(Stored records)

* Begin *

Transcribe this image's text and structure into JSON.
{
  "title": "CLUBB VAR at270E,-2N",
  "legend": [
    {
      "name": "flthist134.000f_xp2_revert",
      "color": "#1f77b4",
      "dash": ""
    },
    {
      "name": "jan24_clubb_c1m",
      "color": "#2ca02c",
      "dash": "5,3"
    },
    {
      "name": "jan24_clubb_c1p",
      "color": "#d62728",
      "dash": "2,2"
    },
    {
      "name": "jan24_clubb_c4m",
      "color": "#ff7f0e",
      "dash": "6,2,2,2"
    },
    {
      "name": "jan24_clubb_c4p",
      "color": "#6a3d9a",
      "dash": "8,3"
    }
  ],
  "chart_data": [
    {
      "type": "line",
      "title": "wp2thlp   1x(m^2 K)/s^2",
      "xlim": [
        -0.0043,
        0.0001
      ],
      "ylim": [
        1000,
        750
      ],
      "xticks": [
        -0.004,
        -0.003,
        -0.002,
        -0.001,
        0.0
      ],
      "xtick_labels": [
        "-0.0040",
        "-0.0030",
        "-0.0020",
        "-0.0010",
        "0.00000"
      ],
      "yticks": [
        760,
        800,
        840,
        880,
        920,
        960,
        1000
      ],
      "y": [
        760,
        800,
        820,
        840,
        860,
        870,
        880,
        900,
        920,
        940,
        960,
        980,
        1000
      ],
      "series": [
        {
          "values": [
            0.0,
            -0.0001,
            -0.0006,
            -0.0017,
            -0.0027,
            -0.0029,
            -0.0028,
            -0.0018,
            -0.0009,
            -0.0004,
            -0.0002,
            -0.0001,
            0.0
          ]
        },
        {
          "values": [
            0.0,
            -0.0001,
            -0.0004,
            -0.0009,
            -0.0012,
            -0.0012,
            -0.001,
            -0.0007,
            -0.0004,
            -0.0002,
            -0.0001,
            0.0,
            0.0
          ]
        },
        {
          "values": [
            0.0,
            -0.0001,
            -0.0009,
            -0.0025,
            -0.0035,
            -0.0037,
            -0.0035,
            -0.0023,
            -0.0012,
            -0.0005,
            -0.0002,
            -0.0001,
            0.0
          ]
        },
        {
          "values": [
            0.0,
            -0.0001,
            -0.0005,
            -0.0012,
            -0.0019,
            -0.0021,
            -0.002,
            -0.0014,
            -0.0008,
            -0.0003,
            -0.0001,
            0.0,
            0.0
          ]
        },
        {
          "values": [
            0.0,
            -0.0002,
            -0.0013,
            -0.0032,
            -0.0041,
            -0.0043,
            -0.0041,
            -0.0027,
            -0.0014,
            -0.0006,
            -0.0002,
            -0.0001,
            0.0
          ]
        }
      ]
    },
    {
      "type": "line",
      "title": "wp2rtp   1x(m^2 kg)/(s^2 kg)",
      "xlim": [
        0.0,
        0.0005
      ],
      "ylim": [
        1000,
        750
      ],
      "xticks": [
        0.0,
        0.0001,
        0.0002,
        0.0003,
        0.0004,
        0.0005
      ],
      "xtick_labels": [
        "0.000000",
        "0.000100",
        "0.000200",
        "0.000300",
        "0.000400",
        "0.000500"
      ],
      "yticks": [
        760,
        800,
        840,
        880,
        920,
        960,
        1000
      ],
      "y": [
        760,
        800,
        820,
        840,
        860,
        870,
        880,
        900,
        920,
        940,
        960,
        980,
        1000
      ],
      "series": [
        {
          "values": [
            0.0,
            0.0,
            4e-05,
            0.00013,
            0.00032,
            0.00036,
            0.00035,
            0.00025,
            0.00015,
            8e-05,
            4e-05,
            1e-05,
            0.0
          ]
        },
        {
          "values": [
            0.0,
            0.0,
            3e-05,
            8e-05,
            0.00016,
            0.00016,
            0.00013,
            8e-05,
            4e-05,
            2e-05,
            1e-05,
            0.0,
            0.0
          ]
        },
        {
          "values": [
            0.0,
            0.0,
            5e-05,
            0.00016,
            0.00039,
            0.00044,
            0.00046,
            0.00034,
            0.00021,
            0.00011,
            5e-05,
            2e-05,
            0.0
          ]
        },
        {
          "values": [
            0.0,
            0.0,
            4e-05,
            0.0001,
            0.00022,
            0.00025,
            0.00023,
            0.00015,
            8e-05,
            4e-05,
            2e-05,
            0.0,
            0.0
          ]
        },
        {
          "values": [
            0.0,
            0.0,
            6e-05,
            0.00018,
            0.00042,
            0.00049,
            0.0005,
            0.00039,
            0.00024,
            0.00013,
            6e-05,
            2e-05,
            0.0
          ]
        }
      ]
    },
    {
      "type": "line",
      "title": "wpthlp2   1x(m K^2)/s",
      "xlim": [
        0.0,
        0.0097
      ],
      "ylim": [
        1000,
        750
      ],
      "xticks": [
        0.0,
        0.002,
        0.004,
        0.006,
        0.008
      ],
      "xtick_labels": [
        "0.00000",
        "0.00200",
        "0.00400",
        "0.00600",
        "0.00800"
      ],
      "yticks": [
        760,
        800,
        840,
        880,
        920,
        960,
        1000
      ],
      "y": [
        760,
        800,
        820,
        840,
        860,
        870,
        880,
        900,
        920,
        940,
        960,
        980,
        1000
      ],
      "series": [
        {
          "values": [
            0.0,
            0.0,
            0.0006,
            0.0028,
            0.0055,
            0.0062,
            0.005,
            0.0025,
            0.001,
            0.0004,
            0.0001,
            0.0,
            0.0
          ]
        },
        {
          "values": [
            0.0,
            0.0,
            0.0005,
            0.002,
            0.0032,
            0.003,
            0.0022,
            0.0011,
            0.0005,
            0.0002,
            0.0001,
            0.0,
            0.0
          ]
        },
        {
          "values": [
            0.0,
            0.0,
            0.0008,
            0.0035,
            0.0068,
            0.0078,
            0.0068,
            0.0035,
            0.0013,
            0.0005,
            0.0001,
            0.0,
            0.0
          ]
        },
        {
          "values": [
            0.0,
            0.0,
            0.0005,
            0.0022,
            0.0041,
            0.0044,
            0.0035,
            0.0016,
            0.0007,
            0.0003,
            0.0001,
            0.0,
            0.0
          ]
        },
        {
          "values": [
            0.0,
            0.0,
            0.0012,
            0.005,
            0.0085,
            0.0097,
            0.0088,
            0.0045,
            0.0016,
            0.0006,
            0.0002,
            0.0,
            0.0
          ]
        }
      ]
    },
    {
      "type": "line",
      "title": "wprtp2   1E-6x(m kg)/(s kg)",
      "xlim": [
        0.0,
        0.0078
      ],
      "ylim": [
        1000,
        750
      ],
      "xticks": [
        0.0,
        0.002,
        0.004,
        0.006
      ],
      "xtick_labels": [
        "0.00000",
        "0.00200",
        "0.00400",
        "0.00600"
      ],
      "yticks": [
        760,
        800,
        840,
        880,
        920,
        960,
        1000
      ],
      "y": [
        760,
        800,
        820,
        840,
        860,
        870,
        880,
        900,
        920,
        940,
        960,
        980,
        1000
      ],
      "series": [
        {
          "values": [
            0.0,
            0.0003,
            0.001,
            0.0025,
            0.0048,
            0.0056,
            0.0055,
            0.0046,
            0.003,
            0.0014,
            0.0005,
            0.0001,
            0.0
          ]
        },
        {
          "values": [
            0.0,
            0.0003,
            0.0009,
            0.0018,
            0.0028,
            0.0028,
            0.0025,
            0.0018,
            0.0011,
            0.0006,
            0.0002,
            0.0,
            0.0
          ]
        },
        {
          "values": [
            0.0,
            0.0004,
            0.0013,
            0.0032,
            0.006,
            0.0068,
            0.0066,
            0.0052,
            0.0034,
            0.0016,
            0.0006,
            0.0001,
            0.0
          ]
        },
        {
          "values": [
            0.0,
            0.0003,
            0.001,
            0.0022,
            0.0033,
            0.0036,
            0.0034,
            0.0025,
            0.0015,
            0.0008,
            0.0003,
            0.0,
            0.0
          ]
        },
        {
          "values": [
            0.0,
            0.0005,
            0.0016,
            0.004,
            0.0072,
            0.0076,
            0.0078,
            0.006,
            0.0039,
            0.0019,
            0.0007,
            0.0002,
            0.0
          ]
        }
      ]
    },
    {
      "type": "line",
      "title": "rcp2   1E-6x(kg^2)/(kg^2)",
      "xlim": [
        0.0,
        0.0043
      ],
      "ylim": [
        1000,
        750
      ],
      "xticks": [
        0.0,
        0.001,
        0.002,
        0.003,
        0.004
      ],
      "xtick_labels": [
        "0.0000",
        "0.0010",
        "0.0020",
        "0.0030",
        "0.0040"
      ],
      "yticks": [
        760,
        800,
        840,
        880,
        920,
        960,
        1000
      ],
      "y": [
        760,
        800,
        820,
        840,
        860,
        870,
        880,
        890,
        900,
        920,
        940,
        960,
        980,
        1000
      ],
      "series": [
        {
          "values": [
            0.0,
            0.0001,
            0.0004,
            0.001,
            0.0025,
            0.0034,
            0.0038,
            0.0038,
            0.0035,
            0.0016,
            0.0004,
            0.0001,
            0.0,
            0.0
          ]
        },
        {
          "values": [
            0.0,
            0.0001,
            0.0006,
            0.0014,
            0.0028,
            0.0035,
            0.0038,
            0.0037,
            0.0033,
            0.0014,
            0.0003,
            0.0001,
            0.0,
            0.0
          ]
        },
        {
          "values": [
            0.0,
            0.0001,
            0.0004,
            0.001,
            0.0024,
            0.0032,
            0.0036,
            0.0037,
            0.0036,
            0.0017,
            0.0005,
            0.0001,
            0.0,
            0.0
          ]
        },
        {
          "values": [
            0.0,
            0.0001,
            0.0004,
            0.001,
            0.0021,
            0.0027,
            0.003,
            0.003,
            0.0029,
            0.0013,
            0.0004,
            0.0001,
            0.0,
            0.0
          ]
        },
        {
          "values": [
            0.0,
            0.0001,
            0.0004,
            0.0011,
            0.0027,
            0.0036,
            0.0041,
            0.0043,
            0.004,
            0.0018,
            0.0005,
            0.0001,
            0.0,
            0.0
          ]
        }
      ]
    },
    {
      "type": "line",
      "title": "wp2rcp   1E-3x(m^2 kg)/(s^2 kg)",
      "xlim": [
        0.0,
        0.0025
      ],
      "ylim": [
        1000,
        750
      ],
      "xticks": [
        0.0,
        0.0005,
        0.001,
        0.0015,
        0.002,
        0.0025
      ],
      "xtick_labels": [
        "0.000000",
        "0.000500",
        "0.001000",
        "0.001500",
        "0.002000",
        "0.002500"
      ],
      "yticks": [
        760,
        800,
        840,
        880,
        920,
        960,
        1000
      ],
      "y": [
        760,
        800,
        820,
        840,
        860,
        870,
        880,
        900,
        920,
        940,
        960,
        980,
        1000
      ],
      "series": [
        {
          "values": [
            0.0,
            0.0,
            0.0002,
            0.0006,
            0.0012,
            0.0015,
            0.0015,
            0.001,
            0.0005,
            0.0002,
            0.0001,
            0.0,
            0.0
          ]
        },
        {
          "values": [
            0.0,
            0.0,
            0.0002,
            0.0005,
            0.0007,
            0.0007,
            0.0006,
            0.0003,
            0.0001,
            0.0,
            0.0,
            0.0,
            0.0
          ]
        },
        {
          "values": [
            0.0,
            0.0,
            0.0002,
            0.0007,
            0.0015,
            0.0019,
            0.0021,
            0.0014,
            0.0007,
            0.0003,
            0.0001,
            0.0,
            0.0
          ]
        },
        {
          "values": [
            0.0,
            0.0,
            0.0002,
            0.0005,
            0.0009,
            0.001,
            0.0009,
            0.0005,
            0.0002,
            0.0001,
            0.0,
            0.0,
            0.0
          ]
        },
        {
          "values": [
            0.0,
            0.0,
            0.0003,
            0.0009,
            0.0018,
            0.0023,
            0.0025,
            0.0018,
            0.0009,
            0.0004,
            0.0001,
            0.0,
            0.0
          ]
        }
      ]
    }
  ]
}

* End *

(DIRECTIVE) Examine the records and pull out every line where the string "dash" occurs.

(EXERCISE RESPONSE)
      "dash": ""
      "dash": "5,3"
      "dash": "2,2"
      "dash": "6,2,2,2"
      "dash": "8,3"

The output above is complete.